==== Data rows
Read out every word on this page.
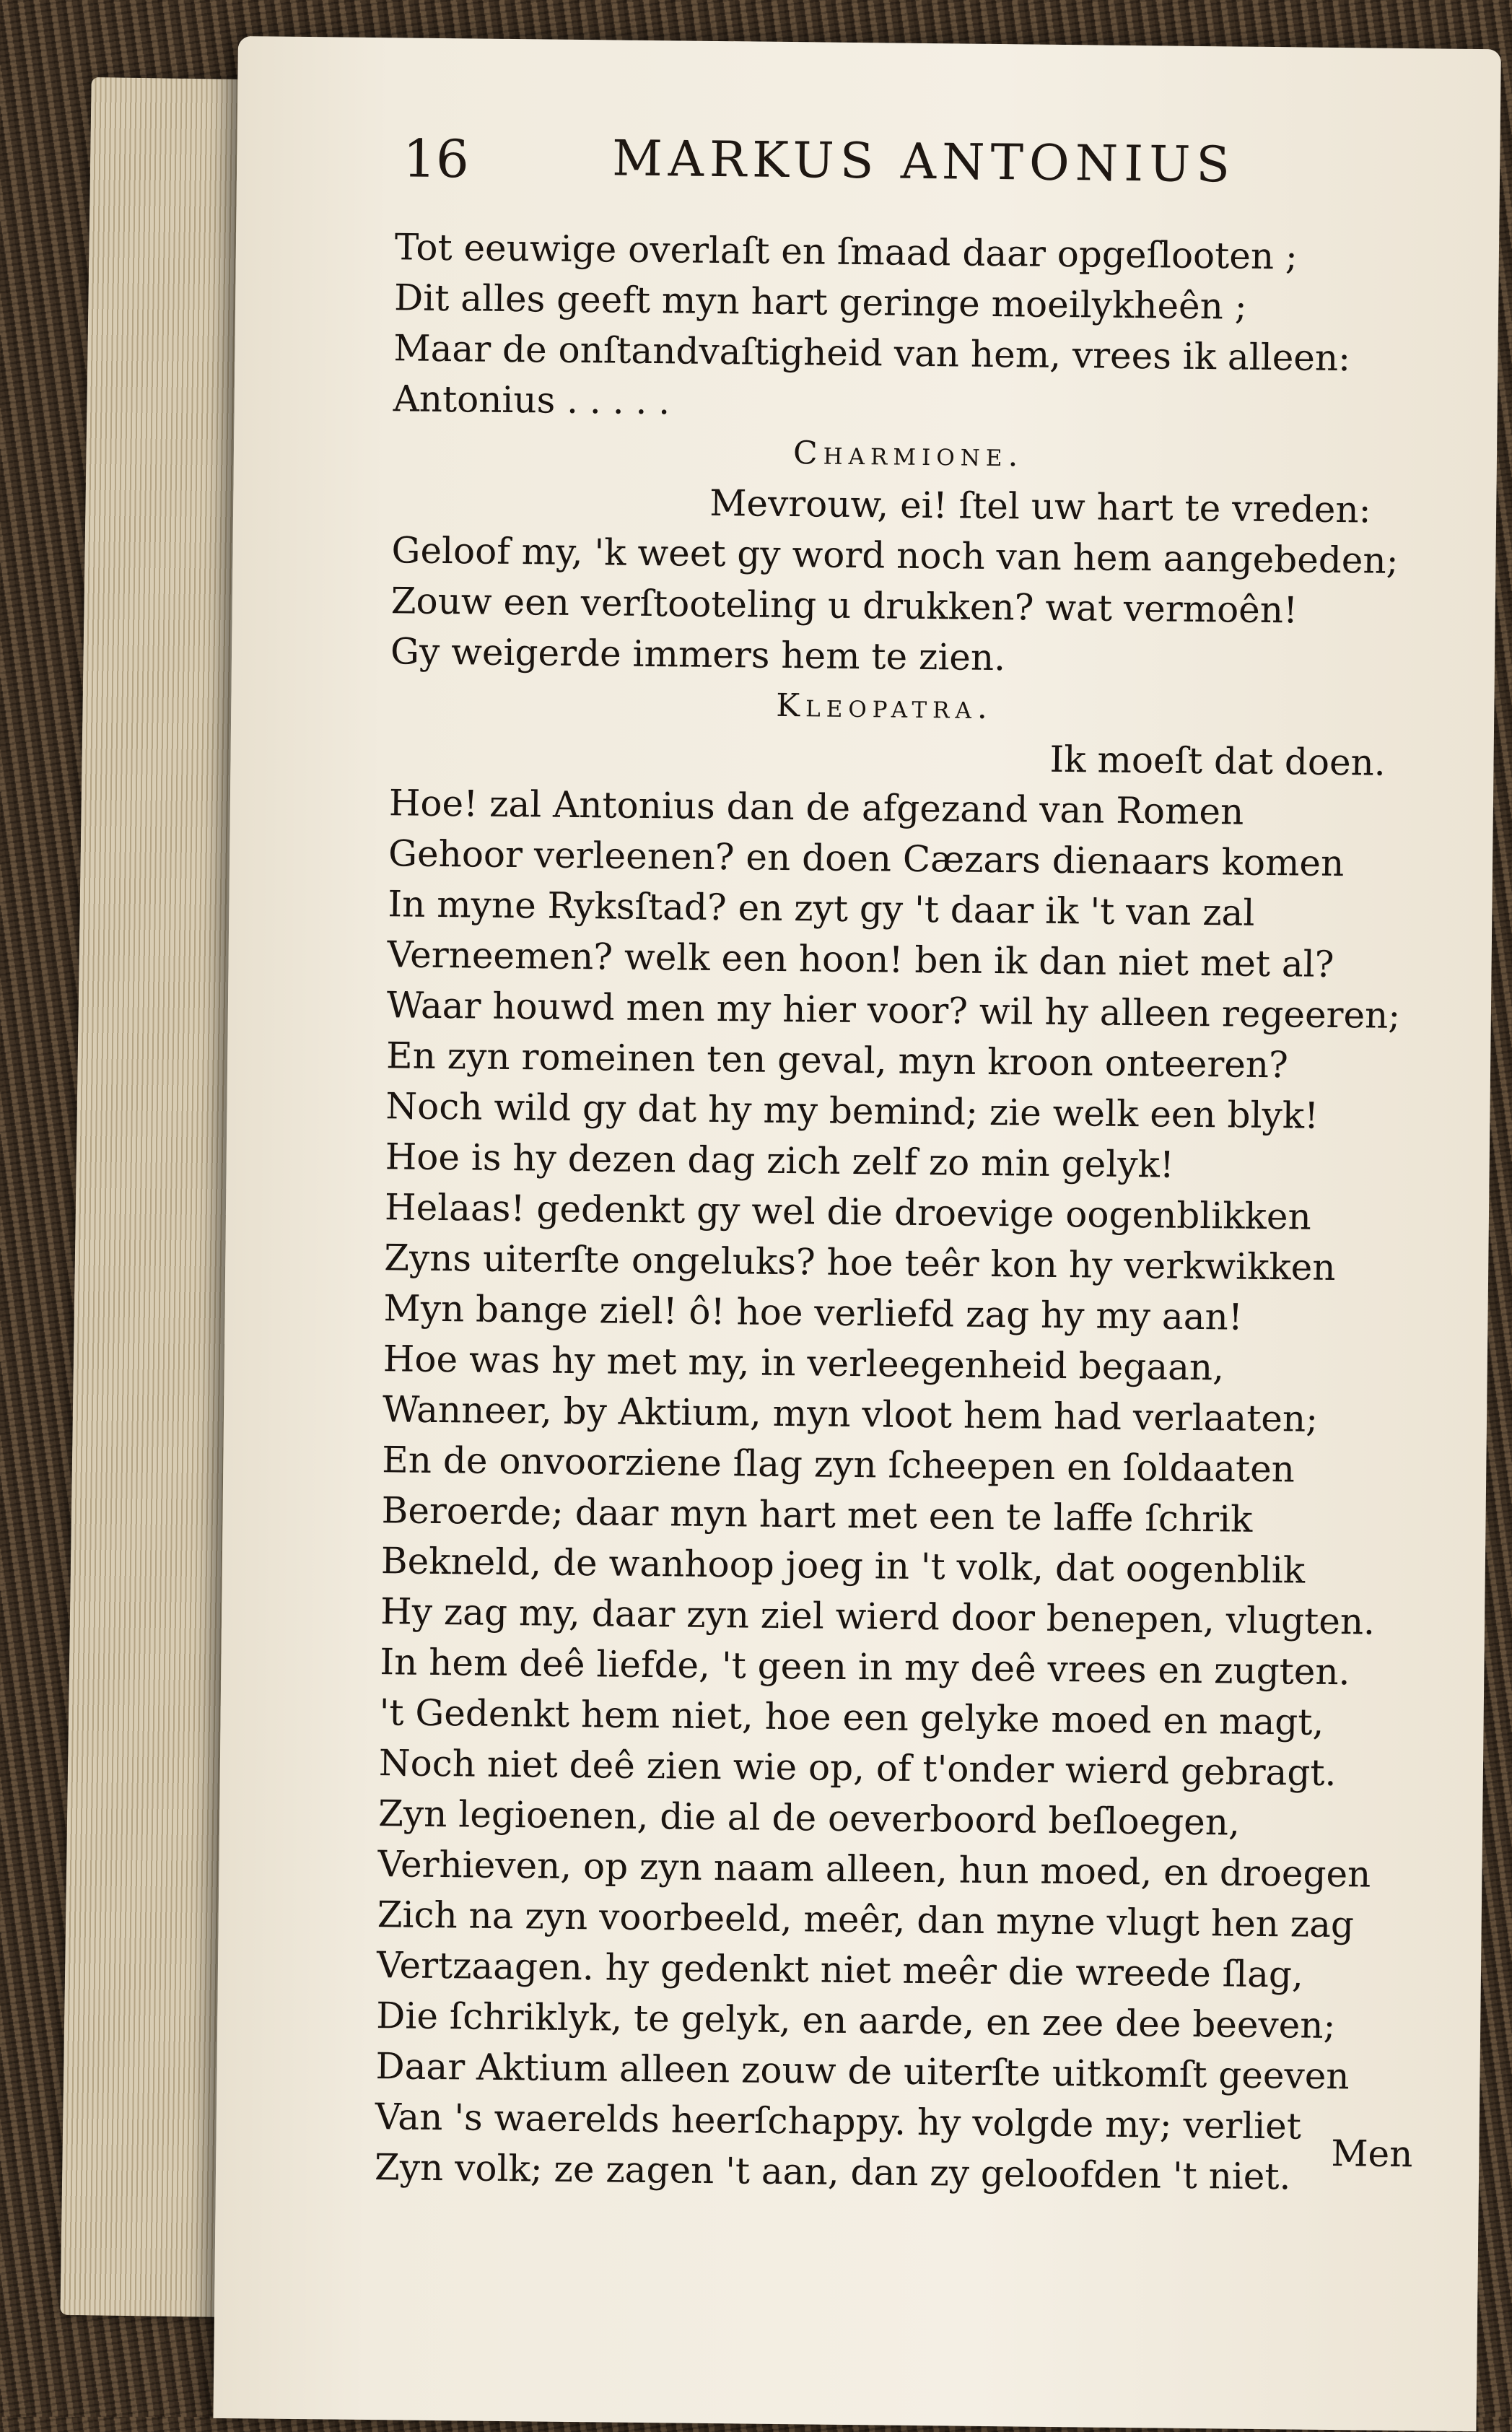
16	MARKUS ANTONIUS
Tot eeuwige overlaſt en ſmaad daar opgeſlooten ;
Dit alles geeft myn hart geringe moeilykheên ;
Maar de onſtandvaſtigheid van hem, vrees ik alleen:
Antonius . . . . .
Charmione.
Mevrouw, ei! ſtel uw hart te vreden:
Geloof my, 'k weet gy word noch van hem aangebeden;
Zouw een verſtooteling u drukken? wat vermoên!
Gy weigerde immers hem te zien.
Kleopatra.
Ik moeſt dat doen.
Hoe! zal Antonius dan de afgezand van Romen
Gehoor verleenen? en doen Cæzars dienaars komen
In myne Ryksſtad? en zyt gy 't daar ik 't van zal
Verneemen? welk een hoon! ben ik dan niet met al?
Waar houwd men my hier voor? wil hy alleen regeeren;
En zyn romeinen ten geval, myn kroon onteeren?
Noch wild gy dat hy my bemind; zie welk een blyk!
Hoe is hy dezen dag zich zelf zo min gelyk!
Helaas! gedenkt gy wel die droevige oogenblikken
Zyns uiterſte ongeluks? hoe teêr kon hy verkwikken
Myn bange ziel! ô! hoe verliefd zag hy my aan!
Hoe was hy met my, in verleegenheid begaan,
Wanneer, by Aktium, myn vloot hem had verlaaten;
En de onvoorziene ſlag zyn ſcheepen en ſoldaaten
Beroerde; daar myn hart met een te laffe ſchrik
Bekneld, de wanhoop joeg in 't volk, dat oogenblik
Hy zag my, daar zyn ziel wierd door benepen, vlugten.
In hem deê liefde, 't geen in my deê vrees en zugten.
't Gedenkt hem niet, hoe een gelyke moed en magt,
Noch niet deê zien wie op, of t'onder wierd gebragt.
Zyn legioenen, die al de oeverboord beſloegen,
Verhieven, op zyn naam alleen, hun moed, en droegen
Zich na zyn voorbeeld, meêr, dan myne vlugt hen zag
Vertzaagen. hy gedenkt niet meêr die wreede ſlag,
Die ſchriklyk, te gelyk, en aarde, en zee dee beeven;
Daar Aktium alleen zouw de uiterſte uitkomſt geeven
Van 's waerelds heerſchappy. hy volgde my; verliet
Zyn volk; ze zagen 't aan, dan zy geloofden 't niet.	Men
========
==== Data rows
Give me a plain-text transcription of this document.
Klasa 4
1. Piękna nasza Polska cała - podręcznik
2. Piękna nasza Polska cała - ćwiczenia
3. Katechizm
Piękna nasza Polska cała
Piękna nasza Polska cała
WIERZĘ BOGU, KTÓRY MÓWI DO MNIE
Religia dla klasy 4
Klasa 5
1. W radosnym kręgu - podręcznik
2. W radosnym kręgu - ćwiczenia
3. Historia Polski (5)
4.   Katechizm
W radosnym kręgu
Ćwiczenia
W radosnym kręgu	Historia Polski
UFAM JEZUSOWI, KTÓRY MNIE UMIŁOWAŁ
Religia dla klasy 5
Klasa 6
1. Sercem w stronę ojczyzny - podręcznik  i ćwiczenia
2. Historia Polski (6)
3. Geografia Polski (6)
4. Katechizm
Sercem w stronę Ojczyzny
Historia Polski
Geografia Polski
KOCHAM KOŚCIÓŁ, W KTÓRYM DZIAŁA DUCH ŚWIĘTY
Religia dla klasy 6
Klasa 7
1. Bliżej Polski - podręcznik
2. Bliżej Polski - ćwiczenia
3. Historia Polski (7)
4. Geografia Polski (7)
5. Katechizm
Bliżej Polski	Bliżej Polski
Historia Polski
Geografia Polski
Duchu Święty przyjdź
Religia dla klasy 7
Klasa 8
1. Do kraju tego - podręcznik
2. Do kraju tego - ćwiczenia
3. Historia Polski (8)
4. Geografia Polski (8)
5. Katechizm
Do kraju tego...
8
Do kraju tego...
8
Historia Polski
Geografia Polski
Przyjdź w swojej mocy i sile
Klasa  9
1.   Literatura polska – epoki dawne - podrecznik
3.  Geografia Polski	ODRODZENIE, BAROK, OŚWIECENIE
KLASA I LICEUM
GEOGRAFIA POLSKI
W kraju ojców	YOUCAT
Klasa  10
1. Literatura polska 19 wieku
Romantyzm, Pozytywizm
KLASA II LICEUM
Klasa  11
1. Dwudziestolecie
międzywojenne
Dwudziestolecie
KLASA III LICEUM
========
==== Data rows
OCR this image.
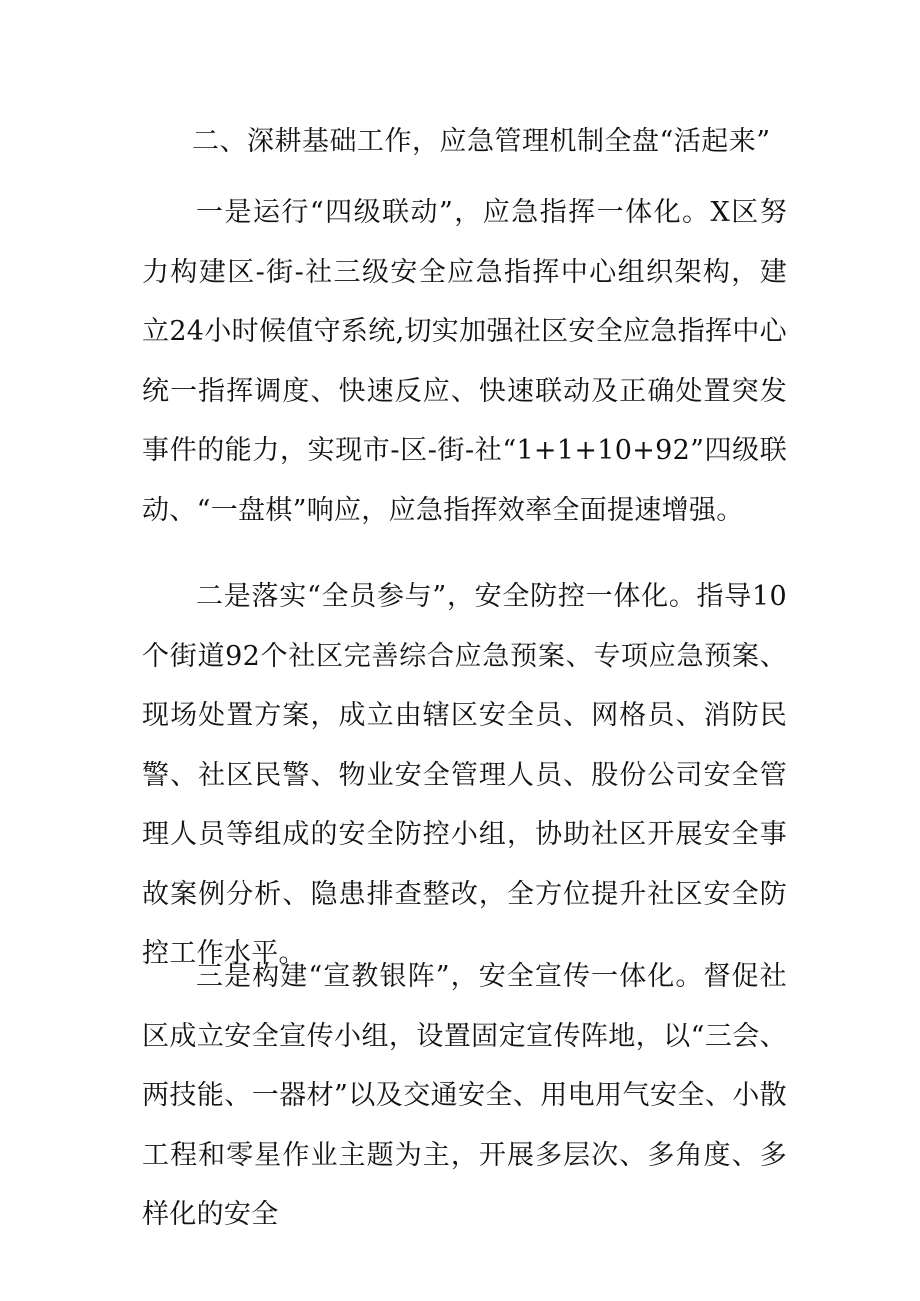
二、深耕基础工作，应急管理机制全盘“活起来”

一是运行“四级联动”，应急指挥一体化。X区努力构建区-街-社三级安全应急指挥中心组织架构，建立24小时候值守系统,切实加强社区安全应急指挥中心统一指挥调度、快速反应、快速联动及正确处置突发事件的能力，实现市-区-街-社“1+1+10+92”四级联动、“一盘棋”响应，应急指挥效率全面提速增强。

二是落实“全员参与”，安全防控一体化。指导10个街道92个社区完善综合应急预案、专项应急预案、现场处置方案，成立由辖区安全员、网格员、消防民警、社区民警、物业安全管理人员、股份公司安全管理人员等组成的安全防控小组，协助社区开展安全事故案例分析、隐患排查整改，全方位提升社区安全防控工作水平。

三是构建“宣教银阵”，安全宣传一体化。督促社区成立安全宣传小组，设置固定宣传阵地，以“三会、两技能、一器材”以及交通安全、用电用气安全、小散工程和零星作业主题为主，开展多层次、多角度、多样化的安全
========
- **Exercise requirements**: Pick out each line in the material containing "niet".

- **Answer**:
Verneemen? welk een hoon! ben ik dan niet met al?
't Gedenkt hem niet, hoe een gelyke moed en magt,
Noch niet deê zien wie op, of t'onder wierd gebragt.
Vertzaagen. hy gedenkt niet meêr die wreede ſlag,
Zyn volk; ze zagen 't aan, dan zy geloofden 't niet.	Men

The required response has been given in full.